Input records:
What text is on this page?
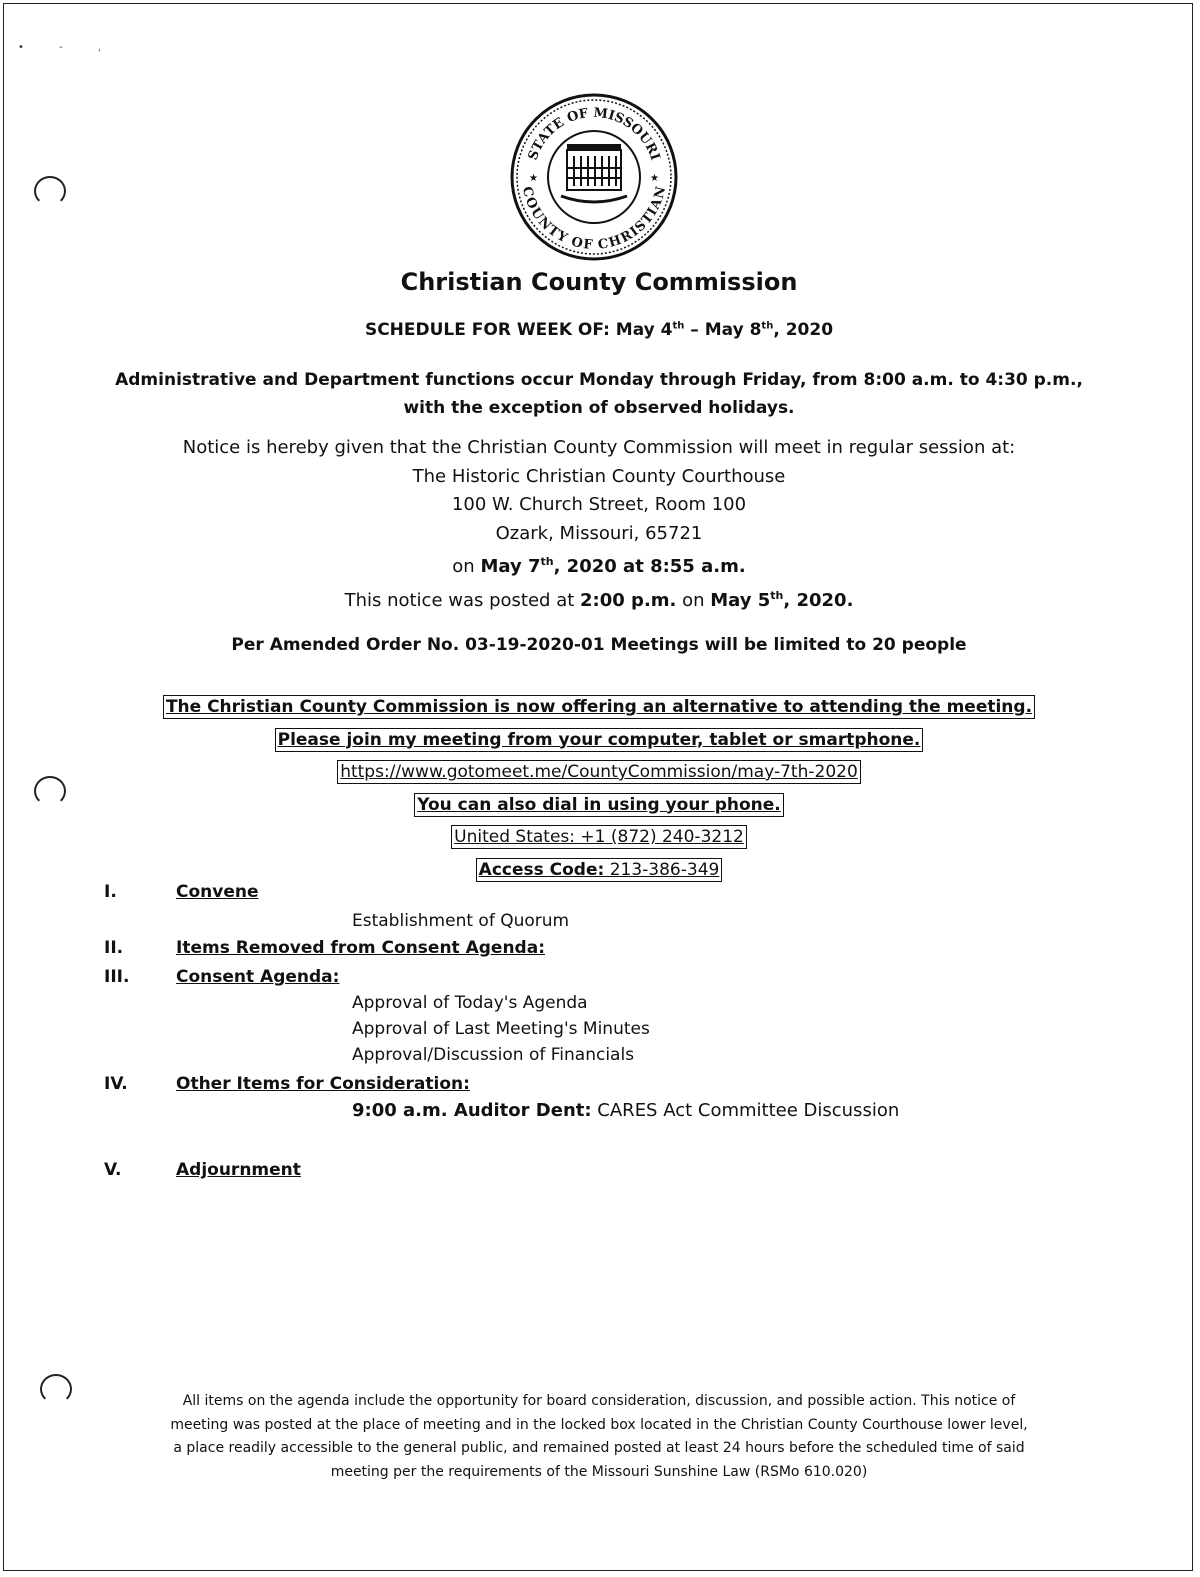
• - ˌ
STATE OF MISSOURI
COUNTY OF CHRISTIAN
★	★
Christian County Commission
SCHEDULE FOR WEEK OF: May 4th – May 8th, 2020
Administrative and Department functions occur Monday through Friday, from 8:00 a.m. to 4:30 p.m.,
with the exception of observed holidays.
Notice is hereby given that the Christian County Commission will meet in regular session at:
The Historic Christian County Courthouse
100 W. Church Street, Room 100
Ozark, Missouri, 65721
on May 7th, 2020 at 8:55 a.m.
This notice was posted at 2:00 p.m. on May 5th, 2020.
Per Amended Order No. 03-19-2020-01 Meetings will be limited to 20 people
The Christian County Commission is now offering an alternative to attending the meeting.
Please join my meeting from your computer, tablet or smartphone.
https://www.gotomeet.me/CountyCommission/may-7th-2020
You can also dial in using your phone.
United States: +1 (872) 240-3212
Access Code: 213-386-349
I.	Convene
Establishment of Quorum
II.	Items Removed from Consent Agenda:
III.	Consent Agenda:
Approval of Today's Agenda
Approval of Last Meeting's Minutes
Approval/Discussion of Financials
IV.	Other Items for Consideration:
9:00 a.m. Auditor Dent: CARES Act Committee Discussion
V.	Adjournment
All items on the agenda include the opportunity for board consideration, discussion, and possible action. This notice of
meeting was posted at the place of meeting and in the locked box located in the Christian County Courthouse lower level,
a place readily accessible to the general public, and remained posted at least 24 hours before the scheduled time of said
meeting per the requirements of the Missouri Sunshine Law (RSMo 610.020)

Task description:
Select every line in the material above where the string "will" occurs, and copy it.

Finished exercise:
Notice is hereby given that the Christian County Commission will meet in regular session at:
Per Amended Order No. 03-19-2020-01 Meetings will be limited to 20 people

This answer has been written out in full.